Task to carry out:
Review the material line by line. Identify and copy every line that contains the string "Animationen".

Records to use:
*-*-*

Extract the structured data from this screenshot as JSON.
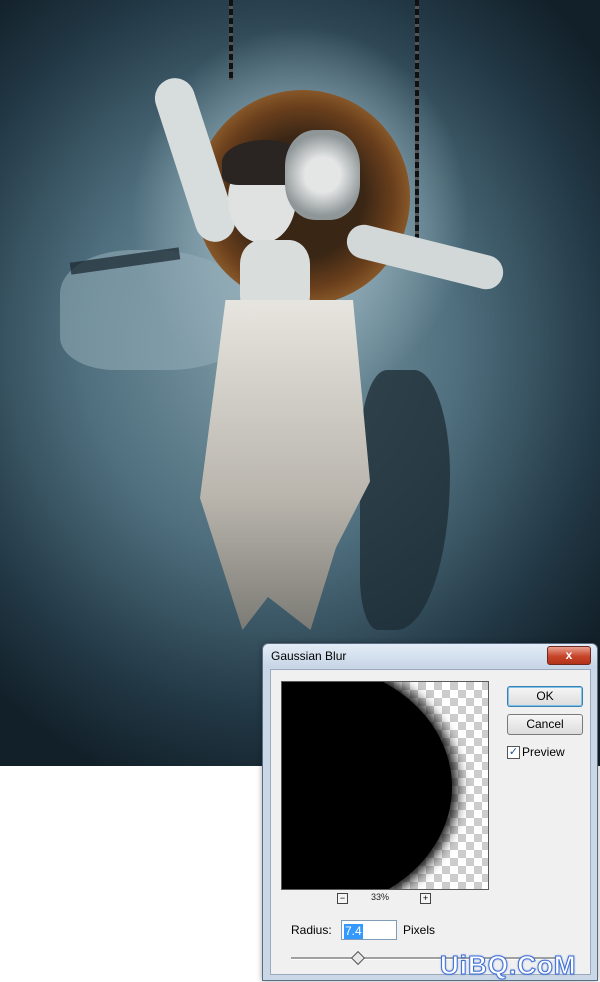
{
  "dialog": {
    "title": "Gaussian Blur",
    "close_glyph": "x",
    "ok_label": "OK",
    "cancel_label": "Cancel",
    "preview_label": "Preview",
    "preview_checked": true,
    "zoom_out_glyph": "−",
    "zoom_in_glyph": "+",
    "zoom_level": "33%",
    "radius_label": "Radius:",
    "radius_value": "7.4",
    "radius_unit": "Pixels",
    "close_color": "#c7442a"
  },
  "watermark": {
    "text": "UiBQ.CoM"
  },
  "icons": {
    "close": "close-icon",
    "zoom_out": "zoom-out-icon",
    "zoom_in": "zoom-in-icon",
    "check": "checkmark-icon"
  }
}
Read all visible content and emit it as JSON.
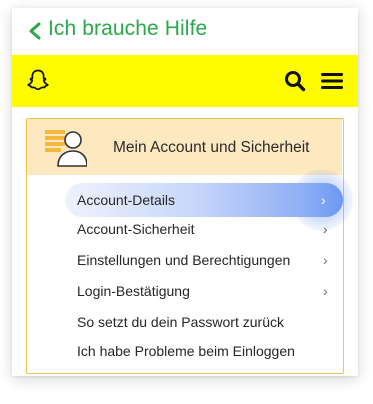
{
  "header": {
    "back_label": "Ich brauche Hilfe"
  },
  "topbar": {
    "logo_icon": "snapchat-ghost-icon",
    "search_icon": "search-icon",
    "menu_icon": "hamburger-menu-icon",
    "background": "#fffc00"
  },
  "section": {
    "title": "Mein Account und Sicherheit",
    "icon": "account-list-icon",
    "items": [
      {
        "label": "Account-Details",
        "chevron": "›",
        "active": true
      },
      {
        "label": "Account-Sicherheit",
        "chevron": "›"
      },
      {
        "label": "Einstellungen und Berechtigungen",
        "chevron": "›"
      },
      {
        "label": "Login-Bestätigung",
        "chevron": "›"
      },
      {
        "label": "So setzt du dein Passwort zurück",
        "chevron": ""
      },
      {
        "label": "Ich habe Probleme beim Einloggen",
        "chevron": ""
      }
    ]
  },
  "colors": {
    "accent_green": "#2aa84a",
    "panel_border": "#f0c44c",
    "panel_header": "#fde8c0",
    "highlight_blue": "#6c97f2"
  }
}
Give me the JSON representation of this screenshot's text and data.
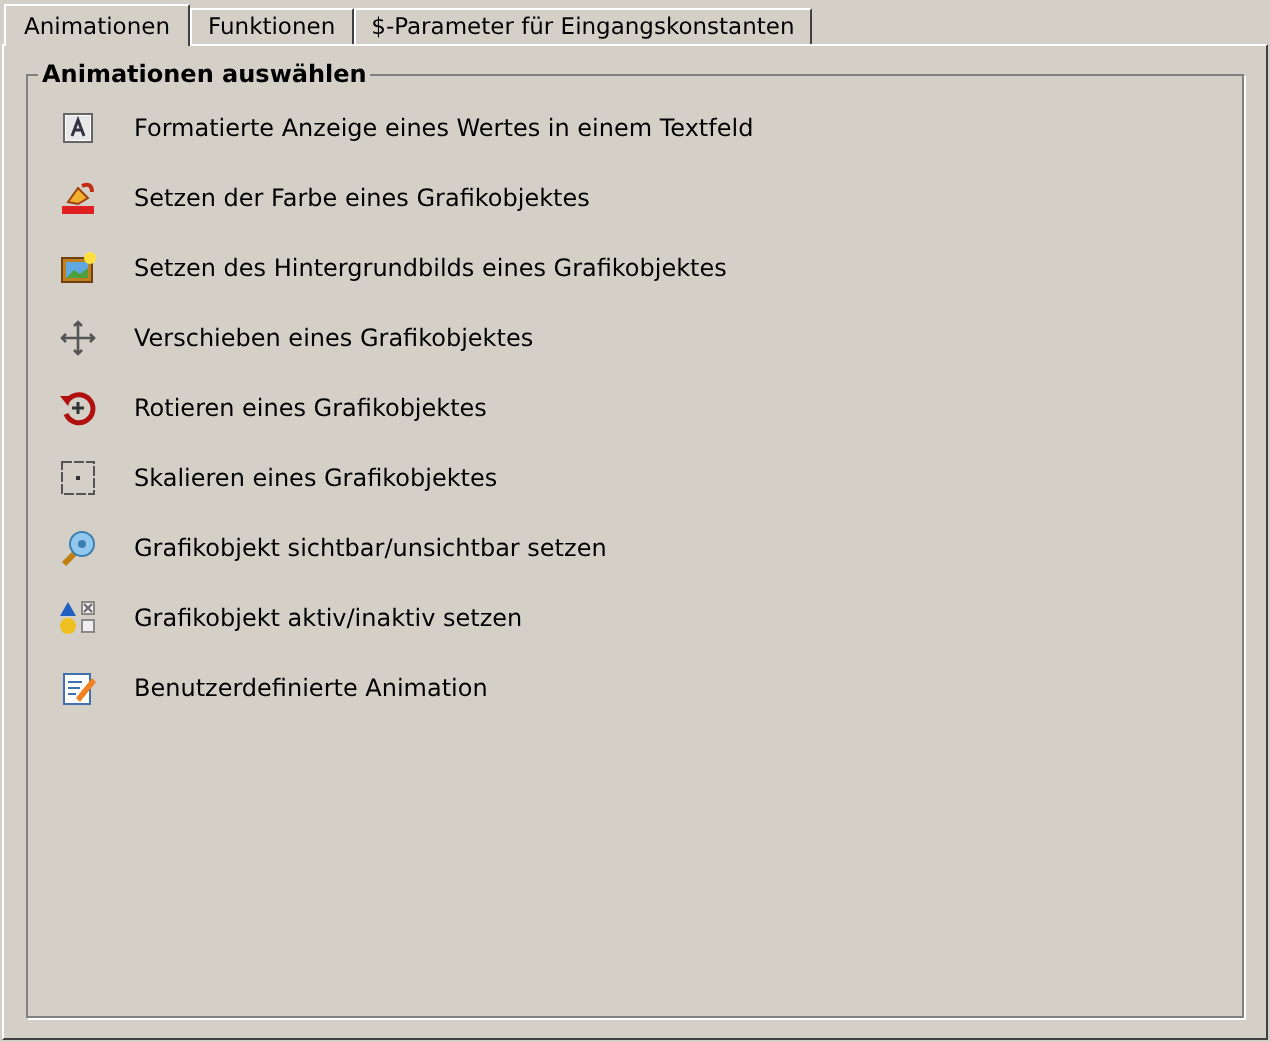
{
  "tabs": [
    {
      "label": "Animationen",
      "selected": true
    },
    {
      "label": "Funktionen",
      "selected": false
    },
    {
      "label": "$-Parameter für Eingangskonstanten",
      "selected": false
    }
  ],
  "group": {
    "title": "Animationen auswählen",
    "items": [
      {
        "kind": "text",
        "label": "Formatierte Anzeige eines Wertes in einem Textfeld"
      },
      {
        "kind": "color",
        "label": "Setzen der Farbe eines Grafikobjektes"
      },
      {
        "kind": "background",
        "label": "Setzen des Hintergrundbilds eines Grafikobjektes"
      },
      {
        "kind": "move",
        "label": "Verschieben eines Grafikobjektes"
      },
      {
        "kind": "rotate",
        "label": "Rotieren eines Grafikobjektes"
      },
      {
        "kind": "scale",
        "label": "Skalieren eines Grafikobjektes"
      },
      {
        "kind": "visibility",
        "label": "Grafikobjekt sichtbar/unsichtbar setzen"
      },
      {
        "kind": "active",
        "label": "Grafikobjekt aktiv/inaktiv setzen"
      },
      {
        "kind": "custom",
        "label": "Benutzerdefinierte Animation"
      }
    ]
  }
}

*-*-*

Reply to the task:
      "label": "Animationen",
    "title": "Animationen auswählen",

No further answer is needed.